A block of data
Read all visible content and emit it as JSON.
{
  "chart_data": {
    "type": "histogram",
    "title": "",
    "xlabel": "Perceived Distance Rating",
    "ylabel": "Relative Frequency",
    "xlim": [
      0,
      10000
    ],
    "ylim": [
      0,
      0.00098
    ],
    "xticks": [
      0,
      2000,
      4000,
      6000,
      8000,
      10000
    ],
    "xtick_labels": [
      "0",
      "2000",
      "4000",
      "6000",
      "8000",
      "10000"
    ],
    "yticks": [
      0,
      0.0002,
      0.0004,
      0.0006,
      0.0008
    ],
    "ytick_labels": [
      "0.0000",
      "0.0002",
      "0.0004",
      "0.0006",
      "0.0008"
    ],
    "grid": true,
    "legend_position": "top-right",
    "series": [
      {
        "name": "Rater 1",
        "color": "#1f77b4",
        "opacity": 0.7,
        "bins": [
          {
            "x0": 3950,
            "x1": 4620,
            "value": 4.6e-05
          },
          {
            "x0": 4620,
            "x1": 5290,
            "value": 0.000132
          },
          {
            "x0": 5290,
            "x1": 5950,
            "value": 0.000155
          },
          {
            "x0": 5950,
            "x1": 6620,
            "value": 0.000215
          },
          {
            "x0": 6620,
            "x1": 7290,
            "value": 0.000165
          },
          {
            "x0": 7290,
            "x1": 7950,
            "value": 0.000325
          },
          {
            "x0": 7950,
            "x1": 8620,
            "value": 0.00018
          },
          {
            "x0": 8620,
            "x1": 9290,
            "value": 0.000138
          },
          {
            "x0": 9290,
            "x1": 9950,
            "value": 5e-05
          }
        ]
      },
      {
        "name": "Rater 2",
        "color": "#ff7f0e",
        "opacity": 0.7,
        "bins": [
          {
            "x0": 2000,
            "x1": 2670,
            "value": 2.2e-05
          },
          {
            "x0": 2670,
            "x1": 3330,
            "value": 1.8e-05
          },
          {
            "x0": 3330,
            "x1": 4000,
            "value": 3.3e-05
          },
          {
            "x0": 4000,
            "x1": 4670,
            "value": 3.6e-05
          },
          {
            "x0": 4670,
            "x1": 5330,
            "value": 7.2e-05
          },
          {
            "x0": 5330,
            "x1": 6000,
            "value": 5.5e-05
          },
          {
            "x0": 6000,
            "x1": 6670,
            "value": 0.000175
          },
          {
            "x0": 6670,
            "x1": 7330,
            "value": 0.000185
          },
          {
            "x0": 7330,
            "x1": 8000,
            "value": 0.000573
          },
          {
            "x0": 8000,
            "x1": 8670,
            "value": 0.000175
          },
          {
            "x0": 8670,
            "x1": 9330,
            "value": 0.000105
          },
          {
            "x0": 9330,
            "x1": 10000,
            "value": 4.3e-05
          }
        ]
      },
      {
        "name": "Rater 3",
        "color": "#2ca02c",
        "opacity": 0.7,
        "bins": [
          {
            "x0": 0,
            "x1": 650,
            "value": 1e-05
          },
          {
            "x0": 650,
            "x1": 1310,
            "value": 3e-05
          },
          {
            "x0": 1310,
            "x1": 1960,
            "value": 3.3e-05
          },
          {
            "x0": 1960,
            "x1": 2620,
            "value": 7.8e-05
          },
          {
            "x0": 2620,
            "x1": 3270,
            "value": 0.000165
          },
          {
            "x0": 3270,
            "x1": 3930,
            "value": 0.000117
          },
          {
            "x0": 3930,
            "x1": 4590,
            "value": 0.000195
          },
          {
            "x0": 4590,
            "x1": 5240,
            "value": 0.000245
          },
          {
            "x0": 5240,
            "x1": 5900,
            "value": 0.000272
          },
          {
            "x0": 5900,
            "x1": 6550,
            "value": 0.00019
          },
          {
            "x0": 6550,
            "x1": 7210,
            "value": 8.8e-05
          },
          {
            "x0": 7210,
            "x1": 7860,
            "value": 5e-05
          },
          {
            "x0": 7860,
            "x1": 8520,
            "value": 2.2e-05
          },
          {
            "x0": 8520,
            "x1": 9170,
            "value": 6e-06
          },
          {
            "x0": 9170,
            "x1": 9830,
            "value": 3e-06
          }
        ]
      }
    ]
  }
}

Stated goal: Write out every line from the records above, word for word.

Output for this exercise:
Read all visible content and emit it as JSON.
{
  "chart_data": {
    "type": "histogram",
    "title": "",
    "xlabel": "Perceived Distance Rating",
    "ylabel": "Relative Frequency",
    "xlim": [
      0,
      10000
    ],
    "ylim": [
      0,
      0.00098
    ],
    "xticks": [
      0,
      2000,
      4000,
      6000,
      8000,
      10000
    ],
    "xtick_labels": [
      "0",
      "2000",
      "4000",
      "6000",
      "8000",
      "10000"
    ],
    "yticks": [
      0,
      0.0002,
      0.0004,
      0.0006,
      0.0008
    ],
    "ytick_labels": [
      "0.0000",
      "0.0002",
      "0.0004",
      "0.0006",
      "0.0008"
    ],
    "grid": true,
    "legend_position": "top-right",
    "series": [
      {
        "name": "Rater 1",
        "color": "#1f77b4",
        "opacity": 0.7,
        "bins": [
          {
            "x0": 3950,
            "x1": 4620,
            "value": 4.6e-05
          },
          {
            "x0": 4620,
            "x1": 5290,
            "value": 0.000132
          },
          {
            "x0": 5290,
            "x1": 5950,
            "value": 0.000155
          },
          {
            "x0": 5950,
            "x1": 6620,
            "value": 0.000215
          },
          {
            "x0": 6620,
            "x1": 7290,
            "value": 0.000165
          },
          {
            "x0": 7290,
            "x1": 7950,
            "value": 0.000325
          },
          {
            "x0": 7950,
            "x1": 8620,
            "value": 0.00018
          },
          {
            "x0": 8620,
            "x1": 9290,
            "value": 0.000138
          },
          {
            "x0": 9290,
            "x1": 9950,
            "value": 5e-05
          }
        ]
      },
      {
        "name": "Rater 2",
        "color": "#ff7f0e",
        "opacity": 0.7,
        "bins": [
          {
            "x0": 2000,
            "x1": 2670,
            "value": 2.2e-05
          },
          {
            "x0": 2670,
            "x1": 3330,
            "value": 1.8e-05
          },
          {
            "x0": 3330,
            "x1": 4000,
            "value": 3.3e-05
          },
          {
            "x0": 4000,
            "x1": 4670,
            "value": 3.6e-05
          },
          {
            "x0": 4670,
            "x1": 5330,
            "value": 7.2e-05
          },
          {
            "x0": 5330,
            "x1": 6000,
            "value": 5.5e-05
          },
          {
            "x0": 6000,
            "x1": 6670,
            "value": 0.000175
          },
          {
            "x0": 6670,
            "x1": 7330,
            "value": 0.000185
          },
          {
            "x0": 7330,
            "x1": 8000,
            "value": 0.000573
          },
          {
            "x0": 8000,
            "x1": 8670,
            "value": 0.000175
          },
          {
            "x0": 8670,
            "x1": 9330,
            "value": 0.000105
          },
          {
            "x0": 9330,
            "x1": 10000,
            "value": 4.3e-05
          }
        ]
      },
      {
        "name": "Rater 3",
        "color": "#2ca02c",
        "opacity": 0.7,
        "bins": [
          {
            "x0": 0,
            "x1": 650,
            "value": 1e-05
          },
          {
            "x0": 650,
            "x1": 1310,
            "value": 3e-05
          },
          {
            "x0": 1310,
            "x1": 1960,
            "value": 3.3e-05
          },
          {
            "x0": 1960,
            "x1": 2620,
            "value": 7.8e-05
          },
          {
            "x0": 2620,
            "x1": 3270,
            "value": 0.000165
          },
          {
            "x0": 3270,
            "x1": 3930,
            "value": 0.000117
          },
          {
            "x0": 3930,
            "x1": 4590,
            "value": 0.000195
          },
          {
            "x0": 4590,
            "x1": 5240,
            "value": 0.000245
          },
          {
            "x0": 5240,
            "x1": 5900,
            "value": 0.000272
          },
          {
            "x0": 5900,
            "x1": 6550,
            "value": 0.00019
          },
          {
            "x0": 6550,
            "x1": 7210,
            "value": 8.8e-05
          },
          {
            "x0": 7210,
            "x1": 7860,
            "value": 5e-05
          },
          {
            "x0": 7860,
            "x1": 8520,
            "value": 2.2e-05
          },
          {
            "x0": 8520,
            "x1": 9170,
            "value": 6e-06
          },
          {
            "x0": 9170,
            "x1": 9830,
            "value": 3e-06
          }
        ]
      }
    ]
  }
}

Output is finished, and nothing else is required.